**Written exercise:**
Report all lines from the entries below in which "kuverten" appears.

**Extracted material:**
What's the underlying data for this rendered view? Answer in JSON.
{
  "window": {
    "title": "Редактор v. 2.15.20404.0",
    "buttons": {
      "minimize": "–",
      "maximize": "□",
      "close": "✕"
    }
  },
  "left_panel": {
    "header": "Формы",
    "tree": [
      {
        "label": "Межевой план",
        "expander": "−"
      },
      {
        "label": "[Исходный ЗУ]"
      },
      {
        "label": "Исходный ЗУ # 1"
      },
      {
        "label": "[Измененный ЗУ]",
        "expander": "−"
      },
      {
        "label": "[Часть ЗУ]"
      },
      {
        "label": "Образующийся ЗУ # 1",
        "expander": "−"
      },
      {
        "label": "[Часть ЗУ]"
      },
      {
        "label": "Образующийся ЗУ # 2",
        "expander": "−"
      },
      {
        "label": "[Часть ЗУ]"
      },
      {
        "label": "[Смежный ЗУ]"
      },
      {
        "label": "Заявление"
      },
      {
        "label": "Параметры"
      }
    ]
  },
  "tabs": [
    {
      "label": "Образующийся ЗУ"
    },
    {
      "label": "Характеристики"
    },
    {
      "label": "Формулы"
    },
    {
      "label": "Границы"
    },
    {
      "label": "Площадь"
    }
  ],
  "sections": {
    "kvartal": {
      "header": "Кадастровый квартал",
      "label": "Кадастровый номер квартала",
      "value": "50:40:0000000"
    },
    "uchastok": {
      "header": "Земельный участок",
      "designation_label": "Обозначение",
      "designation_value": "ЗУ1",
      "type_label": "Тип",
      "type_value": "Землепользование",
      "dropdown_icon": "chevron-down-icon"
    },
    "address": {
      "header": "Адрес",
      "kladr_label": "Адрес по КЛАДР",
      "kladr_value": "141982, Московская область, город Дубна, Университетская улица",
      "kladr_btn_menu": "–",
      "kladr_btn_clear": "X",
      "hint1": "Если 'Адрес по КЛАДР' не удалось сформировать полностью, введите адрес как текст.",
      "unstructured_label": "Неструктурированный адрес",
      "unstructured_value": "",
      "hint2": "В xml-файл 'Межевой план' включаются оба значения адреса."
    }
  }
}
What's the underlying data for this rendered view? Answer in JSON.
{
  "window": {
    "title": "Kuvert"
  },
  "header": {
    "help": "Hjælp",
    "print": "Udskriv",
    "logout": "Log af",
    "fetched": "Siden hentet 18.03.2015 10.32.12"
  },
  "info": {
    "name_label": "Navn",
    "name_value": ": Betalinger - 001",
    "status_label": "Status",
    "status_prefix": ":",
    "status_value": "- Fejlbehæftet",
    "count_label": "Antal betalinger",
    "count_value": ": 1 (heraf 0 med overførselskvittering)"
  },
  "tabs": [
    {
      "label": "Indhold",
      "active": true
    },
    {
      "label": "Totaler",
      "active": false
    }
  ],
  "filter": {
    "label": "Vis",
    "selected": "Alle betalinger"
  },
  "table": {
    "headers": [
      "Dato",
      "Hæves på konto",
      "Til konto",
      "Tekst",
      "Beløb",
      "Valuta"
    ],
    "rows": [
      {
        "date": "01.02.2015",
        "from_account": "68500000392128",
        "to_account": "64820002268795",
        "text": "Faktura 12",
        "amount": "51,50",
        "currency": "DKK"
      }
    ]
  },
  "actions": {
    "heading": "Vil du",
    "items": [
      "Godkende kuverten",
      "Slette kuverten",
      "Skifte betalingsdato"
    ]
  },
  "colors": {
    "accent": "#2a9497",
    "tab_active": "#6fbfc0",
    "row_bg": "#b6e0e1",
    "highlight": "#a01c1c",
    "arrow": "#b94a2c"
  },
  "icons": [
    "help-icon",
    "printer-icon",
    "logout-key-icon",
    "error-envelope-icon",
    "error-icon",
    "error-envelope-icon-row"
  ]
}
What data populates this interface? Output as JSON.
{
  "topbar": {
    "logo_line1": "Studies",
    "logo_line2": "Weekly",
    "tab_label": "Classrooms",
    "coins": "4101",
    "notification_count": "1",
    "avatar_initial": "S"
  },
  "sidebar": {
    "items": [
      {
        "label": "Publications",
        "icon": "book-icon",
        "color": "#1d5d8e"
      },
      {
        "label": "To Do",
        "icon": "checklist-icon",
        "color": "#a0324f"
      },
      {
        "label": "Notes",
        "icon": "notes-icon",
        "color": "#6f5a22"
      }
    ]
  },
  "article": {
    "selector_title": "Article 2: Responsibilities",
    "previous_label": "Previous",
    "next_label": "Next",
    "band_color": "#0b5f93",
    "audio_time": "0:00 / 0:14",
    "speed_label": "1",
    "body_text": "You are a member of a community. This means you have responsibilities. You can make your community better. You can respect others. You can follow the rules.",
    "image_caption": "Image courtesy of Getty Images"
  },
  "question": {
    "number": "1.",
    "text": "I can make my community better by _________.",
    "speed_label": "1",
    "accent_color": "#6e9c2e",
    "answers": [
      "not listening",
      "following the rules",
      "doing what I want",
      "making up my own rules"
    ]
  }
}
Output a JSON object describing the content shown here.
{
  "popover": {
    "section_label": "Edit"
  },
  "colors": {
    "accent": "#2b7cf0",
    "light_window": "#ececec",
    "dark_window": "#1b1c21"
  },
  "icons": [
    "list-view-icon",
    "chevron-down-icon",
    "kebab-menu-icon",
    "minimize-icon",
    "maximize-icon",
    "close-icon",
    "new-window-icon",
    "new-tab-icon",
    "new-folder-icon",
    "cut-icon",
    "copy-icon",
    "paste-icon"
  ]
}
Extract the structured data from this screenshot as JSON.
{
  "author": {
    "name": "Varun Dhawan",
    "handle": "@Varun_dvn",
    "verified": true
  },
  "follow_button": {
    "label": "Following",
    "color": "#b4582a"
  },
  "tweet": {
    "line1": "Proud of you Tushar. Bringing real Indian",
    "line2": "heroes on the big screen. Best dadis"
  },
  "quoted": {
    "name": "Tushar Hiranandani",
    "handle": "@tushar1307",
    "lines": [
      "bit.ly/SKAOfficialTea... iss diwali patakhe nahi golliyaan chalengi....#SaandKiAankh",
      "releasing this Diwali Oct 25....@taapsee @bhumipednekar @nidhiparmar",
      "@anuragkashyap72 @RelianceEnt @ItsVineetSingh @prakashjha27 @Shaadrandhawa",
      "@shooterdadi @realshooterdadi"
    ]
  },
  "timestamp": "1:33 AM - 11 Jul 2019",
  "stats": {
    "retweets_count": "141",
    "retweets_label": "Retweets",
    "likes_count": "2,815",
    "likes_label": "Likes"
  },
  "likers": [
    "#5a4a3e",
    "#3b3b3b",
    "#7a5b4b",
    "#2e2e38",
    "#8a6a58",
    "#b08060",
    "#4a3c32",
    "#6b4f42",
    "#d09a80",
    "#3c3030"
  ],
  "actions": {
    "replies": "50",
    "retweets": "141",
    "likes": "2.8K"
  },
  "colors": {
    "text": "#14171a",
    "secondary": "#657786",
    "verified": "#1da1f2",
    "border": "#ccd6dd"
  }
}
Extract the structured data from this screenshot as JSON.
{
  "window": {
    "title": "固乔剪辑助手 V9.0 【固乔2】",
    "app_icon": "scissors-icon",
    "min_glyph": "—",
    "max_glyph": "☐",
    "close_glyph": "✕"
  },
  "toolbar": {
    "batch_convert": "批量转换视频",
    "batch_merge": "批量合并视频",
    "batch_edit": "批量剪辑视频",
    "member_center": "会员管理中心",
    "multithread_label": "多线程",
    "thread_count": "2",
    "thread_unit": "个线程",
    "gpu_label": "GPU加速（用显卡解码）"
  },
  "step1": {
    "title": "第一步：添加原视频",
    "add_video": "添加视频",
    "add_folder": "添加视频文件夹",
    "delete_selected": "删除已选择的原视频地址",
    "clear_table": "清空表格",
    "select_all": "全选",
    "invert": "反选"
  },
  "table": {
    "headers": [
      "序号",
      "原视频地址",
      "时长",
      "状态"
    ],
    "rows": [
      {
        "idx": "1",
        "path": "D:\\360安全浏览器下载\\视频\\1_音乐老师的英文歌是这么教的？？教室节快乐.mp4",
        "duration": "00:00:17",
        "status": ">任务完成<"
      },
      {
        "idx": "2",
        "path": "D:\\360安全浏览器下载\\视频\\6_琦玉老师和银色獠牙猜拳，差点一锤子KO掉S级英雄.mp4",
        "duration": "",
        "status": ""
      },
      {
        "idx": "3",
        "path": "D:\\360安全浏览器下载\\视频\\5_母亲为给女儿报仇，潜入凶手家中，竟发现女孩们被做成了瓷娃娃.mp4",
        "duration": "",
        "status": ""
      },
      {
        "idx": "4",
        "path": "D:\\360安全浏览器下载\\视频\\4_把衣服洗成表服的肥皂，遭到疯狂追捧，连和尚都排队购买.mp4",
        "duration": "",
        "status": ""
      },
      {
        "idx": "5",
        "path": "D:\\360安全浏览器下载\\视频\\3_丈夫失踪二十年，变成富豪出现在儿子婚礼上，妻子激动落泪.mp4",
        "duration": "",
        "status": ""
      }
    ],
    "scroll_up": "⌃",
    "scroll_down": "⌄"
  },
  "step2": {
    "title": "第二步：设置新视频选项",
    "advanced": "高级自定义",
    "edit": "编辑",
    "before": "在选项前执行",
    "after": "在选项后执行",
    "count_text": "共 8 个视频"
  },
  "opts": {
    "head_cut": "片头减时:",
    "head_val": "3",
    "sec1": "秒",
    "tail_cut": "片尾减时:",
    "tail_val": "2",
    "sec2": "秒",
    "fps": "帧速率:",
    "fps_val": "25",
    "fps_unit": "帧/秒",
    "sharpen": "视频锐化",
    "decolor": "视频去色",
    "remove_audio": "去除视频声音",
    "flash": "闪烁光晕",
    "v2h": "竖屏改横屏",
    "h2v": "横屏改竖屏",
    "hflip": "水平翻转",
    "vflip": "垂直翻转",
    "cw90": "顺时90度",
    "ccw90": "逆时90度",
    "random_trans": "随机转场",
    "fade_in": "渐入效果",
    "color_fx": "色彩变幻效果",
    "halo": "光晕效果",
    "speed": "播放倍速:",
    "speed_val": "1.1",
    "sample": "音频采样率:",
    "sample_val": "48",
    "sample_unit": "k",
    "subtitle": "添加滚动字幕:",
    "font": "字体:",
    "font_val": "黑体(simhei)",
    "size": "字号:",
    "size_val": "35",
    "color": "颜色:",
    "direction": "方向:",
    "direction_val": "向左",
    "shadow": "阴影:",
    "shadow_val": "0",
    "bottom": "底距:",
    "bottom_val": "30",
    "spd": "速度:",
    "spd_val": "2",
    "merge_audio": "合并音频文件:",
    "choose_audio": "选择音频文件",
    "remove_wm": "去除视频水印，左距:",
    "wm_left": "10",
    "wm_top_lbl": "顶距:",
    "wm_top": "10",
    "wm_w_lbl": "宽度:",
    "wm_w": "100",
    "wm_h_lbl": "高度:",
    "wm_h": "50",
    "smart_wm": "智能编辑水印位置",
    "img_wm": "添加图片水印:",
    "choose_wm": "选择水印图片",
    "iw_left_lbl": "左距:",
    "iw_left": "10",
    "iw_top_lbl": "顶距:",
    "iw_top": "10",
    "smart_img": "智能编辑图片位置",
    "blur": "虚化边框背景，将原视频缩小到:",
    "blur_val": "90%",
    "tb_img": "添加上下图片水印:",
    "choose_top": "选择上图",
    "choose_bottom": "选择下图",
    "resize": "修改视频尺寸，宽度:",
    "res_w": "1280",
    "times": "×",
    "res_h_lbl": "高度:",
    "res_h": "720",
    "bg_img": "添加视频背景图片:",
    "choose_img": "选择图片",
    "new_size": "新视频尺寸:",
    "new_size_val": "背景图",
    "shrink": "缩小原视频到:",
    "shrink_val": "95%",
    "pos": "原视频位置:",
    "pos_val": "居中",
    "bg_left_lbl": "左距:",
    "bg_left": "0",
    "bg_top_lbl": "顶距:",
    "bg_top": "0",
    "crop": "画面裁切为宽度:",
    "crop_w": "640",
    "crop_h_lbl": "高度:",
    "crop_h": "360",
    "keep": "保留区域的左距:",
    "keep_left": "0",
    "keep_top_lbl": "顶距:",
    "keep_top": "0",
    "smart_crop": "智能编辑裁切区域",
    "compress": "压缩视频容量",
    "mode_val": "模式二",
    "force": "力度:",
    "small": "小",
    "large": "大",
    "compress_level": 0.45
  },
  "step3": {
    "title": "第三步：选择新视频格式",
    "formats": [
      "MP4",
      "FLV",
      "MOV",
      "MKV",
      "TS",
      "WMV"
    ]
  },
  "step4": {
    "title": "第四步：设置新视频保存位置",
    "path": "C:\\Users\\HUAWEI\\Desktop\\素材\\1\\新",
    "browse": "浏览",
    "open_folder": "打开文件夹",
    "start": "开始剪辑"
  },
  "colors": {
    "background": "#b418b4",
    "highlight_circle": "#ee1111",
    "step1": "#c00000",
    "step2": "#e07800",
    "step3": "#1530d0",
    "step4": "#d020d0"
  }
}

**Finished exercise:**
      "Godkende kuverten",
      "Slette kuverten",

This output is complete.